* What the task asks
Return all lines from the listing below in which the string "grid" occurs.
======== Material
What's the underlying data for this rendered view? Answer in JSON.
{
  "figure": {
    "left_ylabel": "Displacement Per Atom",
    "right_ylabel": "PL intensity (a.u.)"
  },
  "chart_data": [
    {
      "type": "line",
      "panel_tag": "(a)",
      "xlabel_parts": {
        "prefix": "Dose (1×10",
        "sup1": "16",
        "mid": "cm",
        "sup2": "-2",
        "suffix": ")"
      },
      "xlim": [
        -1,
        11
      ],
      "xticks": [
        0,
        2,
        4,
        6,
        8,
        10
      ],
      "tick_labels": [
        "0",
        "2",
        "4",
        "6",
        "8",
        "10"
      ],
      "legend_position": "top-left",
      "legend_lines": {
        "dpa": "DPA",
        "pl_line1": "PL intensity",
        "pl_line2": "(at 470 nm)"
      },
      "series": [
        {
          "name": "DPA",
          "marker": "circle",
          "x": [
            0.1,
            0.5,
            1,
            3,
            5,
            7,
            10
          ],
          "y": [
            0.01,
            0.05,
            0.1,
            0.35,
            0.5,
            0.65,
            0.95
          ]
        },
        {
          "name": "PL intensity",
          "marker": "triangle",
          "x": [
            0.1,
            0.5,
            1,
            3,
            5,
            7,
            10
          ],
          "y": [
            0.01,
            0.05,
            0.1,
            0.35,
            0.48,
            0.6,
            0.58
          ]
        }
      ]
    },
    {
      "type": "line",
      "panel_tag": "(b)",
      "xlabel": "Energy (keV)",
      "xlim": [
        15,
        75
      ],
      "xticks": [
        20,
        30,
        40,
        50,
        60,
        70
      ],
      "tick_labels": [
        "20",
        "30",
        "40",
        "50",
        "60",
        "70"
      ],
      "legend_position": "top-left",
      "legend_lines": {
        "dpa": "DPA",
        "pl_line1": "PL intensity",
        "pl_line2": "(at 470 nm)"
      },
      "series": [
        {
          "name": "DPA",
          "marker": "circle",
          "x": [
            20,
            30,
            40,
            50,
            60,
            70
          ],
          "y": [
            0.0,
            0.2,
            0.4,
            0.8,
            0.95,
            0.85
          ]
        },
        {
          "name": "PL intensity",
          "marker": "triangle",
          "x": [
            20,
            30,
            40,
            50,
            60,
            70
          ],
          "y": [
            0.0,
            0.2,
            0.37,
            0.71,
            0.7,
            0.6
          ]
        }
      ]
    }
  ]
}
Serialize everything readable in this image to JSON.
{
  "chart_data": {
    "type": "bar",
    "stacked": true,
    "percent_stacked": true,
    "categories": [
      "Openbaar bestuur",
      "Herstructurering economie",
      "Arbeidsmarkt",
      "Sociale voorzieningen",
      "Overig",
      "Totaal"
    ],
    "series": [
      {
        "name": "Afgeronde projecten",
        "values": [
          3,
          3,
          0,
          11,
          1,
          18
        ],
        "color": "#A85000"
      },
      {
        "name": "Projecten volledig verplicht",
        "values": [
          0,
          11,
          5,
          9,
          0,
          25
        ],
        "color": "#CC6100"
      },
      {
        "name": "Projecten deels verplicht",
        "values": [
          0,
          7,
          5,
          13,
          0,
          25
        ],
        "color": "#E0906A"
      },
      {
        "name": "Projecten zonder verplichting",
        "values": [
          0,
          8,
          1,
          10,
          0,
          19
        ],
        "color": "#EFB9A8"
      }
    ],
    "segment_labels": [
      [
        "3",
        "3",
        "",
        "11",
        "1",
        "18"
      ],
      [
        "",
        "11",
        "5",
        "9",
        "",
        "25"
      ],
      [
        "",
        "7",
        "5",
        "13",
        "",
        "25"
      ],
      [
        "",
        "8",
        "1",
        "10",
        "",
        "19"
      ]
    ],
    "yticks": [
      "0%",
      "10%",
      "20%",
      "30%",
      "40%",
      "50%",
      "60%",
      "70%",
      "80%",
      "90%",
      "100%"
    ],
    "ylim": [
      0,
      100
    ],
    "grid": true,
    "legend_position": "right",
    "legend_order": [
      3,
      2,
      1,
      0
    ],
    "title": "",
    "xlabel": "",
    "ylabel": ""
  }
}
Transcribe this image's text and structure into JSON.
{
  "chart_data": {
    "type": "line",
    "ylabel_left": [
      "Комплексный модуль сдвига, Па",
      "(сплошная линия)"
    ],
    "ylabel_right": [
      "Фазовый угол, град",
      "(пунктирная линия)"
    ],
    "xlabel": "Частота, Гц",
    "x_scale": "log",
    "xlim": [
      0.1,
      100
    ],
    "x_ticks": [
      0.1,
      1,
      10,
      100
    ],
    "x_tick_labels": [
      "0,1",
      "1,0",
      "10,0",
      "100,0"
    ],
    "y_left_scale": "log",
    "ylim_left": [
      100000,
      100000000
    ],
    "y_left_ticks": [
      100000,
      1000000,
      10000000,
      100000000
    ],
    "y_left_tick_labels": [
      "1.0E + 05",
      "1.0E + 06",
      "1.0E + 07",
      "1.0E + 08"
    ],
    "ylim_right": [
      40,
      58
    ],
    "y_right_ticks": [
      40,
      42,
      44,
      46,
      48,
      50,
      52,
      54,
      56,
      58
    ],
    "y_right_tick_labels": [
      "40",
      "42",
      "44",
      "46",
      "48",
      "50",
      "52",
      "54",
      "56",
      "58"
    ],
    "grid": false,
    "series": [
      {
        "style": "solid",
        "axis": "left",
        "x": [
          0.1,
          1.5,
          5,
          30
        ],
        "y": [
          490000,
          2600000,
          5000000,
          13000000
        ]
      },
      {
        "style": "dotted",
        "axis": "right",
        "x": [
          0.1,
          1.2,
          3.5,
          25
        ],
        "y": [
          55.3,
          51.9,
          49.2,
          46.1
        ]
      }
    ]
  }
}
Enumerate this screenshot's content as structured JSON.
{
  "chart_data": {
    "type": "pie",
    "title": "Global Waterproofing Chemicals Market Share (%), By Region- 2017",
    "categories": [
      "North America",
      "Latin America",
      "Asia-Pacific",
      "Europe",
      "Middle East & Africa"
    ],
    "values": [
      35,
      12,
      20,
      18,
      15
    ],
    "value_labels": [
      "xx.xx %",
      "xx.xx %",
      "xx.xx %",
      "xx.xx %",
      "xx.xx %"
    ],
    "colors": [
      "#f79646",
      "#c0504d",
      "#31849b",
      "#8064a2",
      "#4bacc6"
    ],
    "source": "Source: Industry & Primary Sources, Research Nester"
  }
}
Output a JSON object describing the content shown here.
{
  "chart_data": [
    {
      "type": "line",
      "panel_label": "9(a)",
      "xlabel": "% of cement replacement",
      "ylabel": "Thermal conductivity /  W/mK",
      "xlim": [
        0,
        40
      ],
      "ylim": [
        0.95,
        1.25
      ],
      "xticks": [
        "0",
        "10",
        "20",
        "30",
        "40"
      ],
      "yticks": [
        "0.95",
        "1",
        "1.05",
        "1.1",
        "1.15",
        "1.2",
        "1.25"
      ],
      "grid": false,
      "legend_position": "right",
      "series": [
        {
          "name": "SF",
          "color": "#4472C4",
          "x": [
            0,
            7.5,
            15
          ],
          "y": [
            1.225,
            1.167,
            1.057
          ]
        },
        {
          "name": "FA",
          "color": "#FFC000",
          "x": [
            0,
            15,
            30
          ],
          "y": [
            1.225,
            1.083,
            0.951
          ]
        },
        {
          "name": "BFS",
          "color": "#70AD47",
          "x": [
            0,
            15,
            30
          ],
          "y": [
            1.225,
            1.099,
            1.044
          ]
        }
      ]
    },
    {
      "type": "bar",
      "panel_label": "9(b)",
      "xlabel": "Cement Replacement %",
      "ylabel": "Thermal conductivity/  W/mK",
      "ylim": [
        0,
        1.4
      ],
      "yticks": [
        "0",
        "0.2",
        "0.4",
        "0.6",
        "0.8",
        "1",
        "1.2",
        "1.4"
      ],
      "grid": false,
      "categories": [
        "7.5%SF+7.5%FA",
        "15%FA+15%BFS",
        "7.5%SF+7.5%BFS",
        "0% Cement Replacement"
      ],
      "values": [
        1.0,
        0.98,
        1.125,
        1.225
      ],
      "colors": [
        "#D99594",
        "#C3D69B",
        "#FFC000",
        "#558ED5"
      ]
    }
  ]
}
================
* Response
    "grid": true,
    "grid": false,
      "grid": false,
      "grid": false,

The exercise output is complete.